╭─ Supplied information

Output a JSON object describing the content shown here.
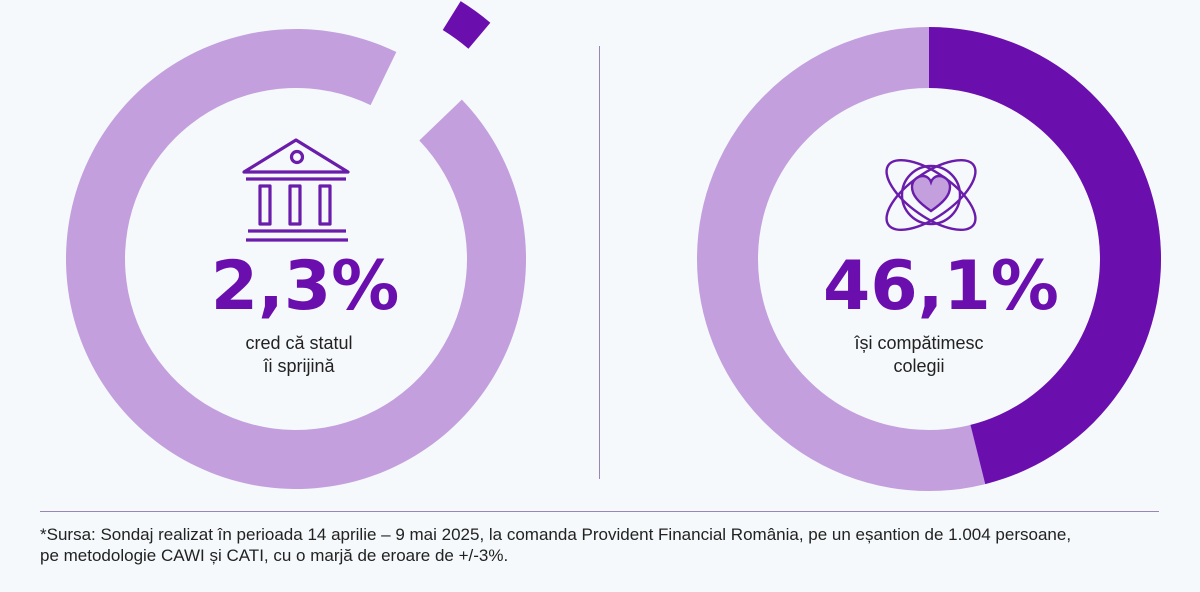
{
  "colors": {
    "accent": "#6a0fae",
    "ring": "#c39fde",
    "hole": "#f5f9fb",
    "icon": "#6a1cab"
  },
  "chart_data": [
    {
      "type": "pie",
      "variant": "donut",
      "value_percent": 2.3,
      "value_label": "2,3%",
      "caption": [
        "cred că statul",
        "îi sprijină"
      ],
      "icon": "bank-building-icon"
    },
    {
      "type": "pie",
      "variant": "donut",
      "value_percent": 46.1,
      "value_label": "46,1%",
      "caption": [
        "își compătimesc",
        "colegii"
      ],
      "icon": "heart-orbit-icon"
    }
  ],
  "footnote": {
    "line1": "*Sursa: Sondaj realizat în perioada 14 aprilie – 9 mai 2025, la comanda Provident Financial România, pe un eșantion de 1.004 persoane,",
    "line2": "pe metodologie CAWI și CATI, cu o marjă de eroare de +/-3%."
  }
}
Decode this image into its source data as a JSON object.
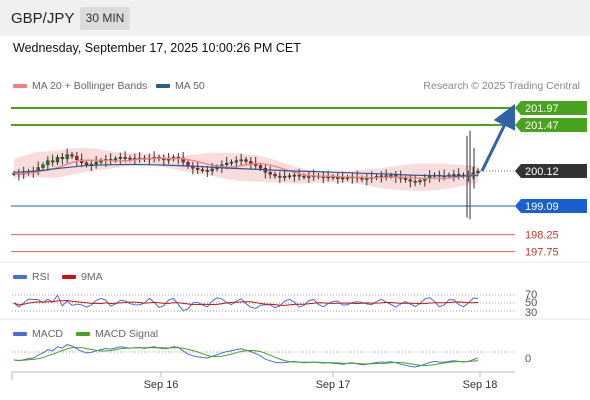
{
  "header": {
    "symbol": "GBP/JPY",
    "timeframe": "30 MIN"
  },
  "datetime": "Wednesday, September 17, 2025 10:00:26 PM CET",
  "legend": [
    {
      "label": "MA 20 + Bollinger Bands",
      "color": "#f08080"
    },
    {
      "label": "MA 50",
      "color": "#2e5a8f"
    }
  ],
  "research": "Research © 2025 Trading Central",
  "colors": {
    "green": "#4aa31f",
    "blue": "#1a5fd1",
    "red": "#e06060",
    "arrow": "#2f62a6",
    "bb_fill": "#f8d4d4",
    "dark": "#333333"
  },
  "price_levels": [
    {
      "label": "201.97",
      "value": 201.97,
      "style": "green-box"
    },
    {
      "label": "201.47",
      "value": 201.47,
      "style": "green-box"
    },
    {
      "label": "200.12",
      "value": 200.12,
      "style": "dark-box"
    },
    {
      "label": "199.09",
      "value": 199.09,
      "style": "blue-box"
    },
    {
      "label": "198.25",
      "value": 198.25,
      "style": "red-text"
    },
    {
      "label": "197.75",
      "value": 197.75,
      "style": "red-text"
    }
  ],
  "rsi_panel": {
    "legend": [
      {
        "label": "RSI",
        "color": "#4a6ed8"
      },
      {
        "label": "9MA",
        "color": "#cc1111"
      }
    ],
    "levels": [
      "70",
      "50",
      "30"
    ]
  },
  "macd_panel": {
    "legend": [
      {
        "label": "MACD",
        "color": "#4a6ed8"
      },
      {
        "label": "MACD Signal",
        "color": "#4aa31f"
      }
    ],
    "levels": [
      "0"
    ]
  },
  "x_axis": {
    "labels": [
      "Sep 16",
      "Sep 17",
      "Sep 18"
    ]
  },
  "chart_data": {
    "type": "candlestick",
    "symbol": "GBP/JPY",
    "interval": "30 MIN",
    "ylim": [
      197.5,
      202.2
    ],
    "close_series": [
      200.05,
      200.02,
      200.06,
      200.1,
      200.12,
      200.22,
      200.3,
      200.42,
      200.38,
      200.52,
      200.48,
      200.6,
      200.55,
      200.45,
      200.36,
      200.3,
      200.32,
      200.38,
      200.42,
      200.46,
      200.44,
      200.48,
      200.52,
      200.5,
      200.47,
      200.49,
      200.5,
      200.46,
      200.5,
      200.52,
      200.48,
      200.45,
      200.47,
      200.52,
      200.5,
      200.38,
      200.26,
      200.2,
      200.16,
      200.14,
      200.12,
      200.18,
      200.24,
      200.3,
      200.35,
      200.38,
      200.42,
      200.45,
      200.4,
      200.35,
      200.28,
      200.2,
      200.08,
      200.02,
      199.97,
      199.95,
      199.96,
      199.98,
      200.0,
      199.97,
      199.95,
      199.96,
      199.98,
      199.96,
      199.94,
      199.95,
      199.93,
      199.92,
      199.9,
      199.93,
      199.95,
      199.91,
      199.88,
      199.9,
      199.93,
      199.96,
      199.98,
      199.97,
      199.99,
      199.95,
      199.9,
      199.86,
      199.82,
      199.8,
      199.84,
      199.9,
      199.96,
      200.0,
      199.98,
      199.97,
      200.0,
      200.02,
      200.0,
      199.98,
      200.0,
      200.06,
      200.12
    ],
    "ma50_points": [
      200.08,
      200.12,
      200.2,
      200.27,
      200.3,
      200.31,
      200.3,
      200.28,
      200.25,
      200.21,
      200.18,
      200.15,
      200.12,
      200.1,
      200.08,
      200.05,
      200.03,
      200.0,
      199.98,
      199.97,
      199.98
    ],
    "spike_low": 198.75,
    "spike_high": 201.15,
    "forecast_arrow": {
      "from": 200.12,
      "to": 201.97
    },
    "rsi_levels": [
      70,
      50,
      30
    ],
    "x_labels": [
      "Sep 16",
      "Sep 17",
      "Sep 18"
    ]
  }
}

╰─

Task prompt
Transcribe the material as is, with images omitted.

Written reply
Output a JSON object describing the content shown here.
{
  "colors": {
    "accent": "#6a0fae",
    "ring": "#c39fde",
    "hole": "#f5f9fb",
    "icon": "#6a1cab"
  },
  "chart_data": [
    {
      "type": "pie",
      "variant": "donut",
      "value_percent": 2.3,
      "value_label": "2,3%",
      "caption": [
        "cred că statul",
        "îi sprijină"
      ],
      "icon": "bank-building-icon"
    },
    {
      "type": "pie",
      "variant": "donut",
      "value_percent": 46.1,
      "value_label": "46,1%",
      "caption": [
        "își compătimesc",
        "colegii"
      ],
      "icon": "heart-orbit-icon"
    }
  ],
  "footnote": {
    "line1": "*Sursa: Sondaj realizat în perioada 14 aprilie – 9 mai 2025, la comanda Provident Financial România, pe un eșantion de 1.004 persoane,",
    "line2": "pe metodologie CAWI și CATI, cu o marjă de eroare de +/-3%."
  }
}
Decode this image into its source data as a JSON object.
{
  "header": {
    "symbol": "GBP/JPY",
    "timeframe": "30 MIN"
  },
  "datetime": "Wednesday, September 17, 2025 10:00:26 PM CET",
  "legend": [
    {
      "label": "MA 20 + Bollinger Bands",
      "color": "#f08080"
    },
    {
      "label": "MA 50",
      "color": "#2e5a8f"
    }
  ],
  "research": "Research © 2025 Trading Central",
  "colors": {
    "green": "#4aa31f",
    "blue": "#1a5fd1",
    "red": "#e06060",
    "arrow": "#2f62a6",
    "bb_fill": "#f8d4d4",
    "dark": "#333333"
  },
  "price_levels": [
    {
      "label": "201.97",
      "value": 201.97,
      "style": "green-box"
    },
    {
      "label": "201.47",
      "value": 201.47,
      "style": "green-box"
    },
    {
      "label": "200.12",
      "value": 200.12,
      "style": "dark-box"
    },
    {
      "label": "199.09",
      "value": 199.09,
      "style": "blue-box"
    },
    {
      "label": "198.25",
      "value": 198.25,
      "style": "red-text"
    },
    {
      "label": "197.75",
      "value": 197.75,
      "style": "red-text"
    }
  ],
  "rsi_panel": {
    "legend": [
      {
        "label": "RSI",
        "color": "#4a6ed8"
      },
      {
        "label": "9MA",
        "color": "#cc1111"
      }
    ],
    "levels": [
      "70",
      "50",
      "30"
    ]
  },
  "macd_panel": {
    "legend": [
      {
        "label": "MACD",
        "color": "#4a6ed8"
      },
      {
        "label": "MACD Signal",
        "color": "#4aa31f"
      }
    ],
    "levels": [
      "0"
    ]
  },
  "x_axis": {
    "labels": [
      "Sep 16",
      "Sep 17",
      "Sep 18"
    ]
  },
  "chart_data": {
    "type": "candlestick",
    "symbol": "GBP/JPY",
    "interval": "30 MIN",
    "ylim": [
      197.5,
      202.2
    ],
    "close_series": [
      200.05,
      200.02,
      200.06,
      200.1,
      200.12,
      200.22,
      200.3,
      200.42,
      200.38,
      200.52,
      200.48,
      200.6,
      200.55,
      200.45,
      200.36,
      200.3,
      200.32,
      200.38,
      200.42,
      200.46,
      200.44,
      200.48,
      200.52,
      200.5,
      200.47,
      200.49,
      200.5,
      200.46,
      200.5,
      200.52,
      200.48,
      200.45,
      200.47,
      200.52,
      200.5,
      200.38,
      200.26,
      200.2,
      200.16,
      200.14,
      200.12,
      200.18,
      200.24,
      200.3,
      200.35,
      200.38,
      200.42,
      200.45,
      200.4,
      200.35,
      200.28,
      200.2,
      200.08,
      200.02,
      199.97,
      199.95,
      199.96,
      199.98,
      200.0,
      199.97,
      199.95,
      199.96,
      199.98,
      199.96,
      199.94,
      199.95,
      199.93,
      199.92,
      199.9,
      199.93,
      199.95,
      199.91,
      199.88,
      199.9,
      199.93,
      199.96,
      199.98,
      199.97,
      199.99,
      199.95,
      199.9,
      199.86,
      199.82,
      199.8,
      199.84,
      199.9,
      199.96,
      200.0,
      199.98,
      199.97,
      200.0,
      200.02,
      200.0,
      199.98,
      200.0,
      200.06,
      200.12
    ],
    "ma50_points": [
      200.08,
      200.12,
      200.2,
      200.27,
      200.3,
      200.31,
      200.3,
      200.28,
      200.25,
      200.21,
      200.18,
      200.15,
      200.12,
      200.1,
      200.08,
      200.05,
      200.03,
      200.0,
      199.98,
      199.97,
      199.98
    ],
    "spike_low": 198.75,
    "spike_high": 201.15,
    "forecast_arrow": {
      "from": 200.12,
      "to": 201.97
    },
    "rsi_levels": [
      70,
      50,
      30
    ],
    "x_labels": [
      "Sep 16",
      "Sep 17",
      "Sep 18"
    ]
  }
}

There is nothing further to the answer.